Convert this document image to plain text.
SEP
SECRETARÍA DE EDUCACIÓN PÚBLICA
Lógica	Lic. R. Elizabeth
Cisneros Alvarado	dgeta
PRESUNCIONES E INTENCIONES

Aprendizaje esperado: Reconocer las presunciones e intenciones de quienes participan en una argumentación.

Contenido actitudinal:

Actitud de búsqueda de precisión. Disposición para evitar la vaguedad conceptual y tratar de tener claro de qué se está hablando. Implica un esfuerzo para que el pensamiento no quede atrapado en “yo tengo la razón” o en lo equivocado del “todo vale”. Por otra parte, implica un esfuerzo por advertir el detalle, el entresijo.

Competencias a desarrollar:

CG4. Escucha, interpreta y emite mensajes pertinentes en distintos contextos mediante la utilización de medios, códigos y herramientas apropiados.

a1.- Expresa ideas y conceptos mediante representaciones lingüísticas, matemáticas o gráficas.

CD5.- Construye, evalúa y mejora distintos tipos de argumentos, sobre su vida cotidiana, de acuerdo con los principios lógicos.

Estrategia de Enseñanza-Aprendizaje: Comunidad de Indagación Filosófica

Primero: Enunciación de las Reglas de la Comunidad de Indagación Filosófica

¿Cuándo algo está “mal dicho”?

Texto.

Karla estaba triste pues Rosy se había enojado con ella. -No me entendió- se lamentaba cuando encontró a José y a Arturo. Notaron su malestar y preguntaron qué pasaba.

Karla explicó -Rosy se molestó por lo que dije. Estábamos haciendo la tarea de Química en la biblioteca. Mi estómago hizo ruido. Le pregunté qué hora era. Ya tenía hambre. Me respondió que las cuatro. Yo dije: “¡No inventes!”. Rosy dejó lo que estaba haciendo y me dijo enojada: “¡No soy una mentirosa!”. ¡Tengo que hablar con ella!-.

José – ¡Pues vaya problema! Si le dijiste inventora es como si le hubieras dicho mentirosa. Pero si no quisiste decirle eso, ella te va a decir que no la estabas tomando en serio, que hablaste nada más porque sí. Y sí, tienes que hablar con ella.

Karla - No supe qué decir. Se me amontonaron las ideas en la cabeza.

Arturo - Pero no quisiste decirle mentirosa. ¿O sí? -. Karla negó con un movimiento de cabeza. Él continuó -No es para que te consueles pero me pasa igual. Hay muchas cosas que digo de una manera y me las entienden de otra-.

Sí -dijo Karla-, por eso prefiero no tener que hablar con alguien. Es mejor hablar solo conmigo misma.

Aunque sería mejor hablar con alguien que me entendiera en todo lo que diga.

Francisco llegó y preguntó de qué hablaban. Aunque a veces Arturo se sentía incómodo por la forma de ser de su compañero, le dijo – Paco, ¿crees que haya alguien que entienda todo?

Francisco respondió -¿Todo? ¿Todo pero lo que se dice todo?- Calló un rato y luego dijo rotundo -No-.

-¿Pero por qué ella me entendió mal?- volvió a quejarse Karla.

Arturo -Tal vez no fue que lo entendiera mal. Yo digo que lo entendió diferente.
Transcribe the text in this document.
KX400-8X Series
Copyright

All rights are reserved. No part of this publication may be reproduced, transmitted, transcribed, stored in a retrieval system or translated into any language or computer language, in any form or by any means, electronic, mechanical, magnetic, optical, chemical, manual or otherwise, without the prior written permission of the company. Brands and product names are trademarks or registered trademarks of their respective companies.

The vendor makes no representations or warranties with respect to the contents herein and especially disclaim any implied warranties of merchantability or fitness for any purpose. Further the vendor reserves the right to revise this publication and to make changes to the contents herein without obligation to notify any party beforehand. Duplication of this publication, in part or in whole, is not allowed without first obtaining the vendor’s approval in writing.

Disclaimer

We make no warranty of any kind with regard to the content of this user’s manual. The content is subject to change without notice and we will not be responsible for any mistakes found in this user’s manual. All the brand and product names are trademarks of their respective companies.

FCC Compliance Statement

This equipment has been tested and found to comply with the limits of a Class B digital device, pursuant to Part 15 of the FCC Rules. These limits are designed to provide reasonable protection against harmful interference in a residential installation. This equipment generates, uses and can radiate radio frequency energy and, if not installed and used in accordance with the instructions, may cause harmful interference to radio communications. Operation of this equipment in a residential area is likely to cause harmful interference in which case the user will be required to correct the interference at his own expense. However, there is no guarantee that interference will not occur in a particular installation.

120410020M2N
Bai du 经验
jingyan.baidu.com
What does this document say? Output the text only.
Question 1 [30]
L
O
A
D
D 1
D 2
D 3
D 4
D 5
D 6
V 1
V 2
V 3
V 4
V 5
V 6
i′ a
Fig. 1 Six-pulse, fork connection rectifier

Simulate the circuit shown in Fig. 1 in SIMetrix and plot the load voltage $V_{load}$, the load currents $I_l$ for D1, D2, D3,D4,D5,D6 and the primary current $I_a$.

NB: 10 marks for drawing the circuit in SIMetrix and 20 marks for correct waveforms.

__________________________________________________

** YOUR TASK **
Each line that holds the string "Arturo" counts once; give the total and nothing else.

** SOLUTION TO THIS PROBLEM **
4